╔══
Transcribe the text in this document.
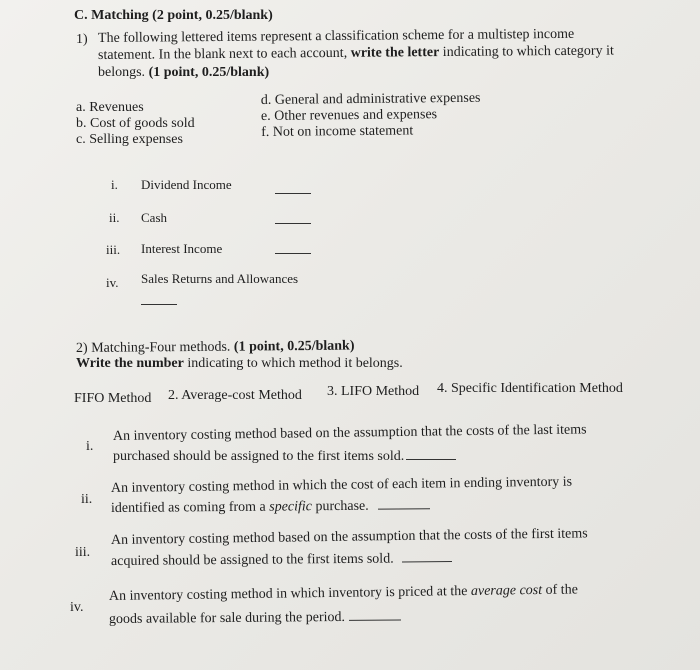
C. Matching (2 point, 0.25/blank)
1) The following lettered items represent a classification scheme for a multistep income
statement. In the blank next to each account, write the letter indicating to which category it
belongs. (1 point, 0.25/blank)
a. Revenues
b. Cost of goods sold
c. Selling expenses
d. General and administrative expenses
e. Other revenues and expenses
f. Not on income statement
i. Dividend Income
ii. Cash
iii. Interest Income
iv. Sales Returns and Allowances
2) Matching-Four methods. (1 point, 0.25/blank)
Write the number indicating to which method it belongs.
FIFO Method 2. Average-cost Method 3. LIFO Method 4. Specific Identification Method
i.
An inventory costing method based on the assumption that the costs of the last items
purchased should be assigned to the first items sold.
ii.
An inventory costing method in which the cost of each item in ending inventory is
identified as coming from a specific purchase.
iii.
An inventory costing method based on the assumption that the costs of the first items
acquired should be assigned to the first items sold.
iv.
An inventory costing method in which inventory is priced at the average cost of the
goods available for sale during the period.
╚══
╔══
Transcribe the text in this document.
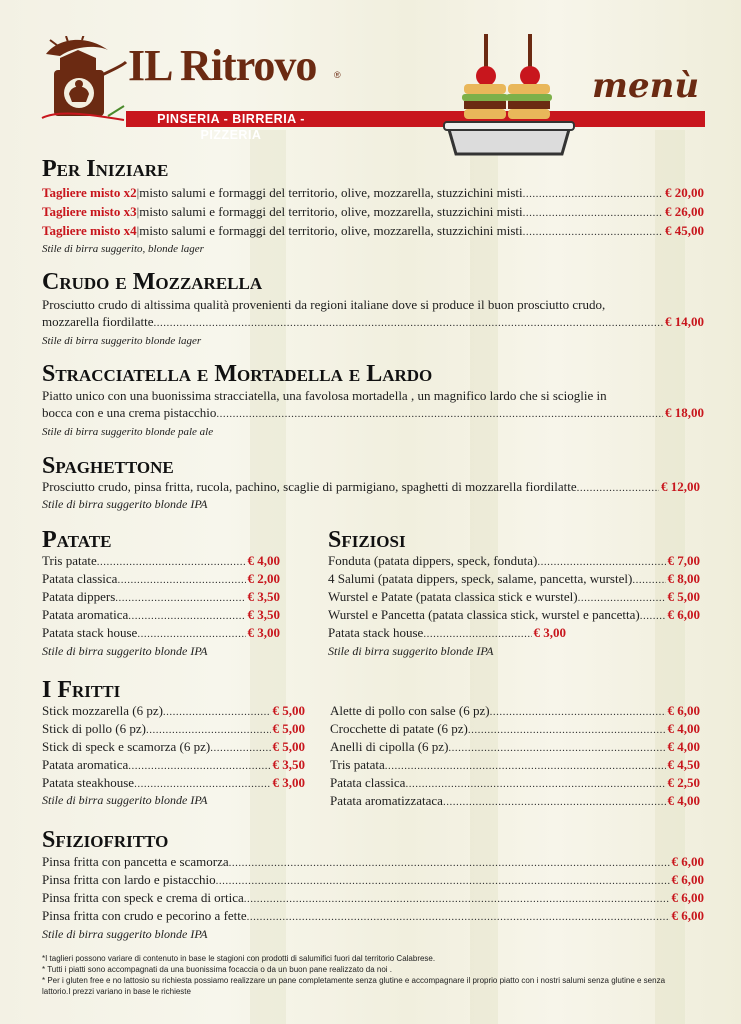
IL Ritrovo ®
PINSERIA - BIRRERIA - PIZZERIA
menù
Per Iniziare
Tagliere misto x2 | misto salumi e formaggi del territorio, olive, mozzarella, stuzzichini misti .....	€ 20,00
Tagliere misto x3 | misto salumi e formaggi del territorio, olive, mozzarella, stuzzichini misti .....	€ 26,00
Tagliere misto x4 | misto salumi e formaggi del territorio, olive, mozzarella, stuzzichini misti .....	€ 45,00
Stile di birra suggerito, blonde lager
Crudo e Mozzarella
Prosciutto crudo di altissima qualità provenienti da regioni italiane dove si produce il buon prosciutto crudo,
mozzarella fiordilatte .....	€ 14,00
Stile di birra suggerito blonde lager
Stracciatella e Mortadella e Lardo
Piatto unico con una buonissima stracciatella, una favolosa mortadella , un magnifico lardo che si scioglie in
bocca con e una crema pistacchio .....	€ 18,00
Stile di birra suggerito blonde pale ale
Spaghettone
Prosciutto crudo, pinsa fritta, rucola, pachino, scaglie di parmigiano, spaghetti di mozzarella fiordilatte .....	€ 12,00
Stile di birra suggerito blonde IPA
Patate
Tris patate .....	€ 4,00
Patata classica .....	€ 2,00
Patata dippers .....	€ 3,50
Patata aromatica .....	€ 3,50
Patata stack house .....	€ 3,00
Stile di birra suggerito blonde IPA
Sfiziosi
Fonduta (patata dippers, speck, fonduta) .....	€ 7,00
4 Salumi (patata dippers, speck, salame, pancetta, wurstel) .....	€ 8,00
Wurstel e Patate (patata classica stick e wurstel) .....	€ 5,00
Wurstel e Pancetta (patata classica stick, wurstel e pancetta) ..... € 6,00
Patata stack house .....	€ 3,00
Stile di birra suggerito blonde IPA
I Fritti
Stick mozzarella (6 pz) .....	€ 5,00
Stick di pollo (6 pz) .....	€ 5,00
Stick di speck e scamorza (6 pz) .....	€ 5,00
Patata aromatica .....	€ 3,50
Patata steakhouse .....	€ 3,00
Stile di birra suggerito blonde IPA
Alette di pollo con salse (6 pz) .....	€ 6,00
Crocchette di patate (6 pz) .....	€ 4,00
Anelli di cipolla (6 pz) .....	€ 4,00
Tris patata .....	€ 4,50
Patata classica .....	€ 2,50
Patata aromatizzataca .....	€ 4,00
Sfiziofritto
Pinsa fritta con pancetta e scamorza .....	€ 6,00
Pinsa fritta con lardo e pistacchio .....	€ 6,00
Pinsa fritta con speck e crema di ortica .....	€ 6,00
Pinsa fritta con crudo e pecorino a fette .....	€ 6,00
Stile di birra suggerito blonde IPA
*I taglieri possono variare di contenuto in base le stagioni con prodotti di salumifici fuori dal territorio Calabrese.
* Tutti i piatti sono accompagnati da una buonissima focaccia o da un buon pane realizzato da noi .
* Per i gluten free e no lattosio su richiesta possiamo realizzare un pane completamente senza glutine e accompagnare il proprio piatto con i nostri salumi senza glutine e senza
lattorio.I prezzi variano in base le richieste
╚══
■ DIRECTIVE
Report back each line of the entries that holds the string "assumption".

■ THE OUTPUT
An inventory costing method based on the assumption that the costs of the last items
An inventory costing method based on the assumption that the costs of the first items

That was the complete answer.